What is the number of lines containing the word "name"? Give that number alone.

• [DATA EXCERPTS]:

== == ==

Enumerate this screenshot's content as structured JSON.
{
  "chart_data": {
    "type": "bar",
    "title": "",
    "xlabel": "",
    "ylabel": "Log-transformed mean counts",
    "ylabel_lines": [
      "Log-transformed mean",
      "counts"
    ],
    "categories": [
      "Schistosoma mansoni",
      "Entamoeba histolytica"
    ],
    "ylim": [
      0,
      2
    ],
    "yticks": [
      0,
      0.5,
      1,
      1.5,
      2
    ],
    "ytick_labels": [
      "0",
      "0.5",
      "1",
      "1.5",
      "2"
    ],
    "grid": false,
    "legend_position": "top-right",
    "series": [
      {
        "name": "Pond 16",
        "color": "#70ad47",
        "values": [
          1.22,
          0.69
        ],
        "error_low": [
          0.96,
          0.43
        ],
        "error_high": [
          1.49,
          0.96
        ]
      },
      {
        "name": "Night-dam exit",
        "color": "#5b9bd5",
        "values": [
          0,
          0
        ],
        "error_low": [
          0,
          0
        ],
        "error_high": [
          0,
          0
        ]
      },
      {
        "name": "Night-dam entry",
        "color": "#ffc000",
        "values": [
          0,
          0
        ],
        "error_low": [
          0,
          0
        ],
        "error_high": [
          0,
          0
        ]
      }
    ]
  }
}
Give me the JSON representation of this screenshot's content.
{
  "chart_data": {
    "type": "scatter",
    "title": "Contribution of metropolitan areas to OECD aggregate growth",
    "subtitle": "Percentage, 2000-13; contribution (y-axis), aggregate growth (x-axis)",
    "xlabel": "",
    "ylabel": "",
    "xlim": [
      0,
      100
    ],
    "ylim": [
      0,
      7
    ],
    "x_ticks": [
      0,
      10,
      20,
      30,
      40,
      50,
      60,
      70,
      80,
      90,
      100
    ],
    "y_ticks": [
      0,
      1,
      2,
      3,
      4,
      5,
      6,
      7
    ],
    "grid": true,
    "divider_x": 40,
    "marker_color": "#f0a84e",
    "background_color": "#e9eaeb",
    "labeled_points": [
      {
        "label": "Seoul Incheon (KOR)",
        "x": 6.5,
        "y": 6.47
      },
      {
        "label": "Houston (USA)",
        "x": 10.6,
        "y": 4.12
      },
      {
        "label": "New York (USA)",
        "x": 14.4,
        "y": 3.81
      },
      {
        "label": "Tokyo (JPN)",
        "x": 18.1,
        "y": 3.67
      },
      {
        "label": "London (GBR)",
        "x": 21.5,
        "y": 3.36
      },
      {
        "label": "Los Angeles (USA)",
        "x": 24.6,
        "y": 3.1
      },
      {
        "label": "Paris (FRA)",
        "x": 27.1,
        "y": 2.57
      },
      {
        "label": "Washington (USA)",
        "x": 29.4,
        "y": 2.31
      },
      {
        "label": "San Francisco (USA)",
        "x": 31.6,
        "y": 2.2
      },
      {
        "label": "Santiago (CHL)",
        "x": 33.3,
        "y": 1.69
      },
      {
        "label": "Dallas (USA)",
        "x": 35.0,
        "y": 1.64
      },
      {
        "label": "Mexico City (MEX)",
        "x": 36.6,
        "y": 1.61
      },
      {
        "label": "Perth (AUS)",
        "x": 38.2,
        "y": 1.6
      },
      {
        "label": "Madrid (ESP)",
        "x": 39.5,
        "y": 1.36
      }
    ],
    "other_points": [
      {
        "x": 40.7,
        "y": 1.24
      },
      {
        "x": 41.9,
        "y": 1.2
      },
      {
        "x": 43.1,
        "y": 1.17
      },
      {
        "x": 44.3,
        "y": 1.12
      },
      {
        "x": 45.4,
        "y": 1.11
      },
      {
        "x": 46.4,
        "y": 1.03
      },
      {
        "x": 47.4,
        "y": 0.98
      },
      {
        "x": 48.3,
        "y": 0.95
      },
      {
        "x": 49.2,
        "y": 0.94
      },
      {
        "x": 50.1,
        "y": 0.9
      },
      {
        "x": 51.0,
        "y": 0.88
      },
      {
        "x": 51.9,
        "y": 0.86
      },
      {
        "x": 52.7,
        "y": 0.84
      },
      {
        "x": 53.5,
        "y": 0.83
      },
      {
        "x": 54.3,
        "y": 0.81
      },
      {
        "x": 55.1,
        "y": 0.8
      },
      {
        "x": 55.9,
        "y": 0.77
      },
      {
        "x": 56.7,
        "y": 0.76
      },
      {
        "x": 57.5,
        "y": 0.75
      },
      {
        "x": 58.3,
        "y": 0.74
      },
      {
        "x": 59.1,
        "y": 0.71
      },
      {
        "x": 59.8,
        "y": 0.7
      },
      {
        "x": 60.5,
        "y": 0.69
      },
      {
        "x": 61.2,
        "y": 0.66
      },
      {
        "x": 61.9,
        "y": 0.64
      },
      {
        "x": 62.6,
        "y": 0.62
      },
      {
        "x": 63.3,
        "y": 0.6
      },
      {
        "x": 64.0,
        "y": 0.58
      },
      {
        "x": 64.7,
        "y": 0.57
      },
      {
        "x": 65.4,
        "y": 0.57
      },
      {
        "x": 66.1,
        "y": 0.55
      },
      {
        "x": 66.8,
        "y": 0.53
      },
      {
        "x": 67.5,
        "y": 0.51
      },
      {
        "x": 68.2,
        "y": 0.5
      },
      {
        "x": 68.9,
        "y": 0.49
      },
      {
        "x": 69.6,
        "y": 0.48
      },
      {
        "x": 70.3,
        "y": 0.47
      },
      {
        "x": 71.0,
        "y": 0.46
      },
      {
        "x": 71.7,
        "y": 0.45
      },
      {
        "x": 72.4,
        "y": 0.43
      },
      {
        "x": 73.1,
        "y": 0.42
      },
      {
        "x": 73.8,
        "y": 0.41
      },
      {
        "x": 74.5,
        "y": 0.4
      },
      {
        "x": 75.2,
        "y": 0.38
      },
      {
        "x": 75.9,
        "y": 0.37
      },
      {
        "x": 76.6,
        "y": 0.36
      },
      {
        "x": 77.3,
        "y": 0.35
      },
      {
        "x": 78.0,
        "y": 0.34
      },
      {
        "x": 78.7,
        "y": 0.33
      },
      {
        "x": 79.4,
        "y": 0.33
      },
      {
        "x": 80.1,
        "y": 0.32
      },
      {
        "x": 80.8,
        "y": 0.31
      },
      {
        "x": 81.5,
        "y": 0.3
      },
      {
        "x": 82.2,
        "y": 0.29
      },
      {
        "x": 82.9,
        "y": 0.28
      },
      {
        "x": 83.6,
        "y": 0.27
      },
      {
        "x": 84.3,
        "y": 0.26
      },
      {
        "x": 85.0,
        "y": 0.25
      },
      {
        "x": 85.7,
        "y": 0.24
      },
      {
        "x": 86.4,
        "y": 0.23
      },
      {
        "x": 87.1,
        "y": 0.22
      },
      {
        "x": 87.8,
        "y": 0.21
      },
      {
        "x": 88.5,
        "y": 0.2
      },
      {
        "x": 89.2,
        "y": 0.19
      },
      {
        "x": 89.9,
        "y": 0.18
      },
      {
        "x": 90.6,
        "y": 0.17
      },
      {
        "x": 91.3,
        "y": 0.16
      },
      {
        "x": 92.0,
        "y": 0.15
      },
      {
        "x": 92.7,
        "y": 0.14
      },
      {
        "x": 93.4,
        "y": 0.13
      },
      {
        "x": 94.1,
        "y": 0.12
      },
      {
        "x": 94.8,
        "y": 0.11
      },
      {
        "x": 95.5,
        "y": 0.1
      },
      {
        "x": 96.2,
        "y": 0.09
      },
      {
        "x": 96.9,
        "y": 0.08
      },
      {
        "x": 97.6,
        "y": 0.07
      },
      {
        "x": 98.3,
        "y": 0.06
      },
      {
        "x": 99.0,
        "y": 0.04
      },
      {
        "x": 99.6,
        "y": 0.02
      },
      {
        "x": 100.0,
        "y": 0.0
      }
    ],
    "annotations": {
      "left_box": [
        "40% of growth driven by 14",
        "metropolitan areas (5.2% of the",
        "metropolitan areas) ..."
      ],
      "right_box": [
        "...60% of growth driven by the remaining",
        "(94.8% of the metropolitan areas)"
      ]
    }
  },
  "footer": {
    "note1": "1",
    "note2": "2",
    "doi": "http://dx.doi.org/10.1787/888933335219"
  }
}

== == ==

• [RESPONSE TO THIS TASK]:
3